### PROBLEM TO WORK ON
Go through the data below. List every line that holds the word "electric".

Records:
-*-
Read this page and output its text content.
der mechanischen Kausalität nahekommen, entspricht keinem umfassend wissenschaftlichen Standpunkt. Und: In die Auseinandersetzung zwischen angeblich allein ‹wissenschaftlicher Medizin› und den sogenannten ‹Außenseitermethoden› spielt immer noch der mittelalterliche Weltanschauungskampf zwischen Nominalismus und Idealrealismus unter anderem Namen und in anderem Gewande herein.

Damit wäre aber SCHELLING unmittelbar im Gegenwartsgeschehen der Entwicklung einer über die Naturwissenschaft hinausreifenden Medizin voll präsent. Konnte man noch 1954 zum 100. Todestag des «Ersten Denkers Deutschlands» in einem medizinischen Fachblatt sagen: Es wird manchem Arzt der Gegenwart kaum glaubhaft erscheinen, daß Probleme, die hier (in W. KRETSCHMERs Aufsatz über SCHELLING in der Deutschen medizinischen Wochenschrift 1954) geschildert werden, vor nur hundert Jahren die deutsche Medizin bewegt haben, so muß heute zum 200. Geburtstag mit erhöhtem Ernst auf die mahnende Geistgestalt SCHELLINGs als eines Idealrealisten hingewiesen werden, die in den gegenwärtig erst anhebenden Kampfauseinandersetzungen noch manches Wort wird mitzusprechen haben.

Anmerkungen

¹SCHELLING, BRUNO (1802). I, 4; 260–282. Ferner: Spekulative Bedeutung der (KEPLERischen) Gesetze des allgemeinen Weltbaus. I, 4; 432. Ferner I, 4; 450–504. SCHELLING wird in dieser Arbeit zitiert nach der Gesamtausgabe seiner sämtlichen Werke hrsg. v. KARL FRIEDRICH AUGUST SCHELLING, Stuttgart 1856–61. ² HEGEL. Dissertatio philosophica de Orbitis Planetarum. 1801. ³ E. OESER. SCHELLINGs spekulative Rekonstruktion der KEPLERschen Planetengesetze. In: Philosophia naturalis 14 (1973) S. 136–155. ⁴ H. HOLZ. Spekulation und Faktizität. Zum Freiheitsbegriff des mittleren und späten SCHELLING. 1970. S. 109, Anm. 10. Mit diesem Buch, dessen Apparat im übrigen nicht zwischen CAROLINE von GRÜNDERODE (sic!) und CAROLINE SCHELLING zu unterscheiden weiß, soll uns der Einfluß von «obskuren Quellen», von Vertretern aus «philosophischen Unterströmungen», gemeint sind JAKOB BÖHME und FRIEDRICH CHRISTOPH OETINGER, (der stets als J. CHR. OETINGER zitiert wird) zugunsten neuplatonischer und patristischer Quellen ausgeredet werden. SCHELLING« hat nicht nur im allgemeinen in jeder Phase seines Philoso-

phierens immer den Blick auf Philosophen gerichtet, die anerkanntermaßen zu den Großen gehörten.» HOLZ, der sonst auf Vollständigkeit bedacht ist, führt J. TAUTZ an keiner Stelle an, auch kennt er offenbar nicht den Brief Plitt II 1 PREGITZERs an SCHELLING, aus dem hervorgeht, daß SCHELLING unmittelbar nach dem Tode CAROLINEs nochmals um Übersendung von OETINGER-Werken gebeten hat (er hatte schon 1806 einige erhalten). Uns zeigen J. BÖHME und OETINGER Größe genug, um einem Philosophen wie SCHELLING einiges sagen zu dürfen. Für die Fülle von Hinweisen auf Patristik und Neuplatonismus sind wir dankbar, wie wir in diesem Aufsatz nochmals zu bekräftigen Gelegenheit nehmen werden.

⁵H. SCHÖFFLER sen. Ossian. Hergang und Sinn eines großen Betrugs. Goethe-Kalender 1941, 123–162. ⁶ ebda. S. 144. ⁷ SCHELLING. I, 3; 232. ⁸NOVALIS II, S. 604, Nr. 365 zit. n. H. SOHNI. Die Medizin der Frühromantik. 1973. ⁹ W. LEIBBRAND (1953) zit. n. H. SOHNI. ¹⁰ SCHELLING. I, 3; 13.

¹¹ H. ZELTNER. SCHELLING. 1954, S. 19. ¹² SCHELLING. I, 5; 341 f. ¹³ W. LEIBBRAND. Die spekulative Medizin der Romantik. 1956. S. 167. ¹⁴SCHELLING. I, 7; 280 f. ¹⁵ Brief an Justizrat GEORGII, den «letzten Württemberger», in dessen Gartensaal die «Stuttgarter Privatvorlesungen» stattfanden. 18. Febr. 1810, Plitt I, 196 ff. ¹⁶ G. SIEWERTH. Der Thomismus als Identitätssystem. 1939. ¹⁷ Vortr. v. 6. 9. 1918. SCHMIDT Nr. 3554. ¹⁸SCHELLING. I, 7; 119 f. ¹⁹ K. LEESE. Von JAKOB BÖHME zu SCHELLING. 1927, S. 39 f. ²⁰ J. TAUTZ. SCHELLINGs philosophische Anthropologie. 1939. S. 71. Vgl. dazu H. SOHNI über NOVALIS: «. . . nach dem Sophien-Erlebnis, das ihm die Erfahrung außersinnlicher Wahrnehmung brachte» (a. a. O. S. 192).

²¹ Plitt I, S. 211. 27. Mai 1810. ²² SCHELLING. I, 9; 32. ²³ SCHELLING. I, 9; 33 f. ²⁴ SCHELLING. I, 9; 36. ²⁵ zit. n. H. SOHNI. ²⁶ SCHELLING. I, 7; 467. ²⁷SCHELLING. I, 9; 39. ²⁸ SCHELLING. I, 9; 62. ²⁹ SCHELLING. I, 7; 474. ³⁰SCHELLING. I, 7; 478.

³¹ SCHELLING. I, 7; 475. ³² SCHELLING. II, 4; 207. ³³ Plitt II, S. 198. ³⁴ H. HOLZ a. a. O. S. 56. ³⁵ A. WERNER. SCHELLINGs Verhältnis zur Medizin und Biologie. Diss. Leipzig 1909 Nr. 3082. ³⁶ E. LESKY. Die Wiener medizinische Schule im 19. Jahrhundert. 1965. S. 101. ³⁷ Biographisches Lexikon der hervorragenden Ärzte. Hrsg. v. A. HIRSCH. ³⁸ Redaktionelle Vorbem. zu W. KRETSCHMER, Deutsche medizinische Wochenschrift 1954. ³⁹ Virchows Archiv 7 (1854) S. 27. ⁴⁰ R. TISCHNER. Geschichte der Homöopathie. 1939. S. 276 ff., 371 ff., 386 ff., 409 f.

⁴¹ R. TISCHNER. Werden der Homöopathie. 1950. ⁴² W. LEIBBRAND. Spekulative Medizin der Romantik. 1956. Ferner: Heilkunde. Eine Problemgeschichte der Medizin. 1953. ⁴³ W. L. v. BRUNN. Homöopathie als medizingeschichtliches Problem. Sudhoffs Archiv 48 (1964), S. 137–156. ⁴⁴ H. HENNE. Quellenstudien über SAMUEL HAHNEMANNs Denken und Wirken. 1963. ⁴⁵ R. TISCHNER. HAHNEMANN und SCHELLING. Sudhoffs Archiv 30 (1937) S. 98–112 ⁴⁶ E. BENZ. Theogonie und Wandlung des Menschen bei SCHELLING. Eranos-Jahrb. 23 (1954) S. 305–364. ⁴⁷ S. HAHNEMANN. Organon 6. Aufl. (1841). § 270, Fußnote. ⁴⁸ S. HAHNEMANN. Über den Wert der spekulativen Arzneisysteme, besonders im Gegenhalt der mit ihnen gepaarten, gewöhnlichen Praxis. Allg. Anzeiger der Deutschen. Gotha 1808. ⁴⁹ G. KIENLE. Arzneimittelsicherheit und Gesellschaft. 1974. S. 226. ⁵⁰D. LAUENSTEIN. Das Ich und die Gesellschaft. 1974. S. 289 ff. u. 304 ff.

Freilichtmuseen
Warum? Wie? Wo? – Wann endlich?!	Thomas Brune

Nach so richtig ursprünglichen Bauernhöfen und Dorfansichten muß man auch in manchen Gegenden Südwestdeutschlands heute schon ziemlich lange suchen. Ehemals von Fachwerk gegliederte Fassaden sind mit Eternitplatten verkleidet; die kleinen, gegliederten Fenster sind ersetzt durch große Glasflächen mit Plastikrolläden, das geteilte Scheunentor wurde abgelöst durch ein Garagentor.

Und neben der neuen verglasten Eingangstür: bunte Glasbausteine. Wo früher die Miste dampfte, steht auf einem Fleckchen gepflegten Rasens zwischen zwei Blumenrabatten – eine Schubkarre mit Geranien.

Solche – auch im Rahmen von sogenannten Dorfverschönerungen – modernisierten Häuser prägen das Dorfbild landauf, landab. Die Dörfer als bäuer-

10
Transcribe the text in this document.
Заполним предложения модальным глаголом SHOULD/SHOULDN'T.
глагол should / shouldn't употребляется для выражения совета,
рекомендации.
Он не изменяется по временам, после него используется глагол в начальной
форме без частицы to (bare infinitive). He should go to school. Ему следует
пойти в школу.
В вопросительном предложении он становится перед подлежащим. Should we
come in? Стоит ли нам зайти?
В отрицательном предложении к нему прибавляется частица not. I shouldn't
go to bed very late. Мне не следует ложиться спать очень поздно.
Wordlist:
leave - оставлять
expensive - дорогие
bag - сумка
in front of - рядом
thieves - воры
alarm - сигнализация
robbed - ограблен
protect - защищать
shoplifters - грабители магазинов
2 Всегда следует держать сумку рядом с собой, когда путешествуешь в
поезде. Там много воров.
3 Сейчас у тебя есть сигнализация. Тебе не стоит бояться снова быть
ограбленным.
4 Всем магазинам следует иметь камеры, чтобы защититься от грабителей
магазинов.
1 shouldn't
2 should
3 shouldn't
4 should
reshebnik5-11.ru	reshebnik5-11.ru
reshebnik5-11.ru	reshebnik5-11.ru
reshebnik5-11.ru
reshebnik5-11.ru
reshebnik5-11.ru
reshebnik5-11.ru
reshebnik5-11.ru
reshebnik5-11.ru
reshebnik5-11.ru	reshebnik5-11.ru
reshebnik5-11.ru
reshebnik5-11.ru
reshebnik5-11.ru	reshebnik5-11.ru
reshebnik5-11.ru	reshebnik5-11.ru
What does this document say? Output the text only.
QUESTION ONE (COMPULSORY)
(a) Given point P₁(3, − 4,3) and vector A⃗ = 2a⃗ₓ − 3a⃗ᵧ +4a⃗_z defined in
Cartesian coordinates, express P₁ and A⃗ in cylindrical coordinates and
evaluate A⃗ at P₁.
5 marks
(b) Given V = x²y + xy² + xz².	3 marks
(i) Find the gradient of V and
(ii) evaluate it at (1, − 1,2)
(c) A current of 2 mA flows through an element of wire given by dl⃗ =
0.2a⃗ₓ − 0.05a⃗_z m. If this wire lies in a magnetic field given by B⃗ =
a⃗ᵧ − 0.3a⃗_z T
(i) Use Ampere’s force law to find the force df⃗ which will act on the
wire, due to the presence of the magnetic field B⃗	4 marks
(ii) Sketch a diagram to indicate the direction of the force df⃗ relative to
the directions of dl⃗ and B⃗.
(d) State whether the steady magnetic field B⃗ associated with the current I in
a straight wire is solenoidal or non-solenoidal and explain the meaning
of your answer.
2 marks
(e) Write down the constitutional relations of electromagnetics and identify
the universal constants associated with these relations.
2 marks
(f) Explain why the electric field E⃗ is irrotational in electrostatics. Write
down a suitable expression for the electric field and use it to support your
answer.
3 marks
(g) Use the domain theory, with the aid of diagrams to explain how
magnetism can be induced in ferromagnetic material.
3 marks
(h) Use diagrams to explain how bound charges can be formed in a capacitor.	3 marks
-*-
### THE RESPONSE
(f) Explain why the electric field E⃗ is irrotational in electrostatics. Write
down a suitable expression for the electric field and use it to support your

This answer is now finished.